DOCUMENT SECTION
Mine 3 play with each others all the time causing their hair breakage. After I pray and brush hair with water mixed with grooming conditioner every day. Thier hair now grow longer.

Can't do angthing else, one of them is exstreamely playful.


----------



## *Missy* (Oct 7, 2011)

Ugh I know exactly what you mean! Rustee and Paislee (and now a friend's puppy who I puppy sit for sometimes) Play like crazy! They yank each others tail, beards, and topknots ugh! THey have so much fun but Rustee has much thicker sturdier hair I suppose because his is fine...but not hers she is beginnning to look more and more scraggly everyday :smilie_tischkante: mostly on her topknot and I am thinking it will have to be cut off which will KILL me...I LOOOVE BOWS LOL...your babies are sooo soo cute :wub:


----------



## hoaloha (Jan 27, 2012)

Welcome! I think puppies naturally like biting each others ears while playing. I second the Grannick's bitter apple suggestion


----------



## MoonDog (Jun 6, 2011)

Your babies are adorable! They must have a really fun time playing with each other. Welcome to Spoiled Maltese!


----------



## BethyBess (Mar 9, 2011)

Thank you all for the warm welcome. 

I think I will try the bitter apple and see how they react. I'll just put a tad bit on the ends of the ears and tail. I think the longer ears are adorable and would like to maintain that look. 

I've been lurking around this forum long before I adopted my Maltese baby last March. I've learned so much and it was this forum that convinced me to go with the Maltese breed. I haven't regretted it for a second. I'd add 10 more to my home if my hubby would let me. 

Thanks for all your help and suggestions! 

Bethany


----------

WHAT TO WORK ON
a – Translate this sentence from the forum thread about Maltese hair into Spanish: "I think the longer ears are adorable and would like to maintain that look."
b – Answer these questions using the forum thread about Maltese hair:
(i) Which product does hoaloha second as a suggestion?
(ii) On which parts of the dogs does BethyBess plan to put it?
(iii) Of Missy's two dogs, which one has the thicker, sturdier hair?
c – Transcribe the part of the forum thread about Maltese hair starting at "Thank you all" and ending at "maintain that look.".

SUPPLIED INFORMATION
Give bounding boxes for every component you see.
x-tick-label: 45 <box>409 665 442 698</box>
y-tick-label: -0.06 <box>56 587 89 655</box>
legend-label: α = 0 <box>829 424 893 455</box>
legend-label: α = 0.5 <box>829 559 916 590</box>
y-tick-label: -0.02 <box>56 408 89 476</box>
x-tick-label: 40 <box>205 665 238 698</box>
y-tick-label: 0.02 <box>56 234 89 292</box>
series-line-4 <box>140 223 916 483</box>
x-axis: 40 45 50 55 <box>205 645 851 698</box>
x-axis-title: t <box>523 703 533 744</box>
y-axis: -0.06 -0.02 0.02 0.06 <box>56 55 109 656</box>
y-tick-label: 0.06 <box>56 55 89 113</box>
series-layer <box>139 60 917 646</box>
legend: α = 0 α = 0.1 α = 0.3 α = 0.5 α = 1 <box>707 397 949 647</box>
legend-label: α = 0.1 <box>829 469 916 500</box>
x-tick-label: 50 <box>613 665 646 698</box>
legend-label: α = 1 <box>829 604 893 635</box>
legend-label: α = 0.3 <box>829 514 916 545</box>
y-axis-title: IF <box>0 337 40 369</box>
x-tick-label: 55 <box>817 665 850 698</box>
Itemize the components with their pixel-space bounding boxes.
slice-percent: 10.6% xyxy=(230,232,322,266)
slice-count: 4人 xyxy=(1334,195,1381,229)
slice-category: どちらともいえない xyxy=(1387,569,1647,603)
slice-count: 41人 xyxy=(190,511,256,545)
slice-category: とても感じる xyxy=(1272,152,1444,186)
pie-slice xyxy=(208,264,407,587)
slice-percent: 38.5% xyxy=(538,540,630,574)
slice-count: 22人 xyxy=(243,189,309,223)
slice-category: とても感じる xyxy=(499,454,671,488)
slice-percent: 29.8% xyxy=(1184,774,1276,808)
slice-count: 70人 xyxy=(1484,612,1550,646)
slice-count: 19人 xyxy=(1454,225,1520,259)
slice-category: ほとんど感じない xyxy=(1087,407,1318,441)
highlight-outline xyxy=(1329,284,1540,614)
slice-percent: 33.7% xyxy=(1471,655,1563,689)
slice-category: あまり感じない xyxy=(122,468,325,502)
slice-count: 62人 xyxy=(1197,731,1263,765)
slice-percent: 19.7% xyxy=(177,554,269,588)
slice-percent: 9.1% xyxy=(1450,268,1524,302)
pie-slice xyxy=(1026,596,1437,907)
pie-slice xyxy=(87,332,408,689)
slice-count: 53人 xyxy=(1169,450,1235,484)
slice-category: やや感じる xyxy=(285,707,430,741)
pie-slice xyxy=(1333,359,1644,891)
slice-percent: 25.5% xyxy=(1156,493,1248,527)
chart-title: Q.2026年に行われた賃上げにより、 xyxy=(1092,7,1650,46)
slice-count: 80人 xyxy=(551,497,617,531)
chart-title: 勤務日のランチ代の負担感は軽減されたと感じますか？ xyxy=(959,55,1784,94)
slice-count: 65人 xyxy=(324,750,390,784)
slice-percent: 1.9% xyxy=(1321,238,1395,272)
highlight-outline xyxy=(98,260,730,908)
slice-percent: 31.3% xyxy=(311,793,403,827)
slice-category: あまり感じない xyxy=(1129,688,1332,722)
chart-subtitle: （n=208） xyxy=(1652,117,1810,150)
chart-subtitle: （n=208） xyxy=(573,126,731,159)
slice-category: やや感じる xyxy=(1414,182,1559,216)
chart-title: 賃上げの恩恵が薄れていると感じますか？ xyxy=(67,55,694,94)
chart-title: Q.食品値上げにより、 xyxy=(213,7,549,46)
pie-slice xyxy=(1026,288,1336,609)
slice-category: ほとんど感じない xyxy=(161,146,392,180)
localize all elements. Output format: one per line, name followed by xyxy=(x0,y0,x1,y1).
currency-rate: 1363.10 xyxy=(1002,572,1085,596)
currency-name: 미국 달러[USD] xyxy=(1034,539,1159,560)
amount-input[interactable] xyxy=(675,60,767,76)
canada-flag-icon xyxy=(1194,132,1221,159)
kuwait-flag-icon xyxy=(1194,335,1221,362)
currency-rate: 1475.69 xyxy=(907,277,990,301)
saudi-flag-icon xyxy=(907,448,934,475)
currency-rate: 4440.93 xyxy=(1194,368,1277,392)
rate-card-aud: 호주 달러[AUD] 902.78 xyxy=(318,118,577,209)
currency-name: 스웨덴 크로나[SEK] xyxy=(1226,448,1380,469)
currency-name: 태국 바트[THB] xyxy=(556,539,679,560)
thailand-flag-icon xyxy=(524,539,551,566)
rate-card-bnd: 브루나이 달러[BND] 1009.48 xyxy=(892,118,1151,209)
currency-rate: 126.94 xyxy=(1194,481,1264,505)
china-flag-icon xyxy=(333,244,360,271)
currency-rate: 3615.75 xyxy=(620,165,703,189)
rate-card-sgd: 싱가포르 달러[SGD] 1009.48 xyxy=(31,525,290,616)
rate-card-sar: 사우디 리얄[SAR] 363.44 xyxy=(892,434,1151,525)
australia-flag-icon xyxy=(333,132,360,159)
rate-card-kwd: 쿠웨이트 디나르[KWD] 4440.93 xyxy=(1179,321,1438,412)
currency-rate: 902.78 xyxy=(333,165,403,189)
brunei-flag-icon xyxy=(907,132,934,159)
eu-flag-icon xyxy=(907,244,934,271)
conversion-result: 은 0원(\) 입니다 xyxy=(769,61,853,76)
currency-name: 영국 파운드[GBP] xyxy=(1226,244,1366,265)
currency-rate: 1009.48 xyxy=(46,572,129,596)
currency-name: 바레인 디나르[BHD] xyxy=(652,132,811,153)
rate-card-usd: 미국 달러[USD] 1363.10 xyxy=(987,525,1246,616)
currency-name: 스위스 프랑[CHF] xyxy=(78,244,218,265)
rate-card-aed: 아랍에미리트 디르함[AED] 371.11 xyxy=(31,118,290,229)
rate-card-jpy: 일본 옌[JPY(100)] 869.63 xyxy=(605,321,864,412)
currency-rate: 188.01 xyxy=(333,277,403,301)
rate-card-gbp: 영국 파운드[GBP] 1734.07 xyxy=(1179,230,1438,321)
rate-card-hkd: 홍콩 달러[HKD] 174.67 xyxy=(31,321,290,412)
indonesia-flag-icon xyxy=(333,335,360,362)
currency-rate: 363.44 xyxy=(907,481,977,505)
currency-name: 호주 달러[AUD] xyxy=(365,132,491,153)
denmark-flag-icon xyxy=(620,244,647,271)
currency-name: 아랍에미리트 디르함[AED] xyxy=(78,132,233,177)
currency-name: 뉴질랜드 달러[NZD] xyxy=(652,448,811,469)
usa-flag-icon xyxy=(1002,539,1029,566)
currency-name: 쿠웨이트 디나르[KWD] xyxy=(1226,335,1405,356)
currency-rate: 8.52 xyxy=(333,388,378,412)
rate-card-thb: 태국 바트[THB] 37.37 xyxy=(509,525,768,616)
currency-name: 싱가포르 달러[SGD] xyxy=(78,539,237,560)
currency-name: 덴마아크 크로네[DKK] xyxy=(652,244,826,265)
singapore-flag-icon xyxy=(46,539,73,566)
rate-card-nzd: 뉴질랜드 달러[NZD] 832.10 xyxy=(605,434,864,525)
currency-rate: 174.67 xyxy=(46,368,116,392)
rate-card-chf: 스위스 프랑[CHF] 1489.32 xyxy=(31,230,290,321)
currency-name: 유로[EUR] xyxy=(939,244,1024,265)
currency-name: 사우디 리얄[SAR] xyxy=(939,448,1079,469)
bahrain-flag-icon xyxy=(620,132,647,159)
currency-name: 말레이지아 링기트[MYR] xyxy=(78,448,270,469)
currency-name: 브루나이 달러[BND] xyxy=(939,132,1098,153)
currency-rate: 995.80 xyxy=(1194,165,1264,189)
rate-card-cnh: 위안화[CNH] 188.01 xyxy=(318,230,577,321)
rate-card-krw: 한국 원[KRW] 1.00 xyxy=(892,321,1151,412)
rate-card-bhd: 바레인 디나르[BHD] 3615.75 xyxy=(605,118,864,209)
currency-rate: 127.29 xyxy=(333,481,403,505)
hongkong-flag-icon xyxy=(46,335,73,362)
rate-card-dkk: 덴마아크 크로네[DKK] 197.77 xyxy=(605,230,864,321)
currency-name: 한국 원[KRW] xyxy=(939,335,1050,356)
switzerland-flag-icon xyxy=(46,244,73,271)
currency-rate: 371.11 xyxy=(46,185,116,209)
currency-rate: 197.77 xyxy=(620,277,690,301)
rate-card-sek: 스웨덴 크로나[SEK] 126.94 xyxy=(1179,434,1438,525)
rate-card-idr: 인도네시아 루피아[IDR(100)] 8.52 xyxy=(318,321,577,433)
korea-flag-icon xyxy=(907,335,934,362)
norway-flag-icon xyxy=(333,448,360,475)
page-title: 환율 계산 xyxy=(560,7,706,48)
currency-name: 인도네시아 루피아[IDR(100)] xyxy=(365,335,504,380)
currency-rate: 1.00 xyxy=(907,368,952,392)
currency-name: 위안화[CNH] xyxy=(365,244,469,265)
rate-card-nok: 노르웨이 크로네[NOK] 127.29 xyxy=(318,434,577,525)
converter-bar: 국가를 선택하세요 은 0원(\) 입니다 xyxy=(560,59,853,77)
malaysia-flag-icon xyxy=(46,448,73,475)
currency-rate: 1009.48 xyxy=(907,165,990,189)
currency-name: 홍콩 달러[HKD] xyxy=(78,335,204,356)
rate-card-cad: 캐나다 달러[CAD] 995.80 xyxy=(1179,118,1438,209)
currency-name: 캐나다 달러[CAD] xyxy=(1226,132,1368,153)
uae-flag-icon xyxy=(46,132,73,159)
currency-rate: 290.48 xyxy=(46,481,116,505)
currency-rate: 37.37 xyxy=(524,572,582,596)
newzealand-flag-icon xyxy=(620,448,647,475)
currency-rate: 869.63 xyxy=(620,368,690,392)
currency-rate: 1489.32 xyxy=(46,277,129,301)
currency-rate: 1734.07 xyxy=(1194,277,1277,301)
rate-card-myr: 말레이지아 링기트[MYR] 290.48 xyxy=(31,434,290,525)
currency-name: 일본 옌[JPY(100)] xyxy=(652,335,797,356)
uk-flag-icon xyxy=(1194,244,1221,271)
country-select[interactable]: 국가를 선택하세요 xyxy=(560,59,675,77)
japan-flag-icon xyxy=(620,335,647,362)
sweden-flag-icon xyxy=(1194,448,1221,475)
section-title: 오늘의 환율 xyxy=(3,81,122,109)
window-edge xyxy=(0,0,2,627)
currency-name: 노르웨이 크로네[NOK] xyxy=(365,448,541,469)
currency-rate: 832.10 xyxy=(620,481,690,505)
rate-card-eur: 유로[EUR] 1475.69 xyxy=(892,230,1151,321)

SOLUTIONS TO EACH TASK
a – Creo que las orejas más largas son adorables y me gustaría mantener ese aspecto.

b –
(i) Grannick's bitter apple
(ii) The ends of the ears and tail
(iii) Rustee

c –
Thank you all for the warm welcome. 

I think I will try the bitter apple and see how they react. I'll just put a tad bit on the ends of the ears and tail. I think the longer ears are adorable and would like to maintain that look.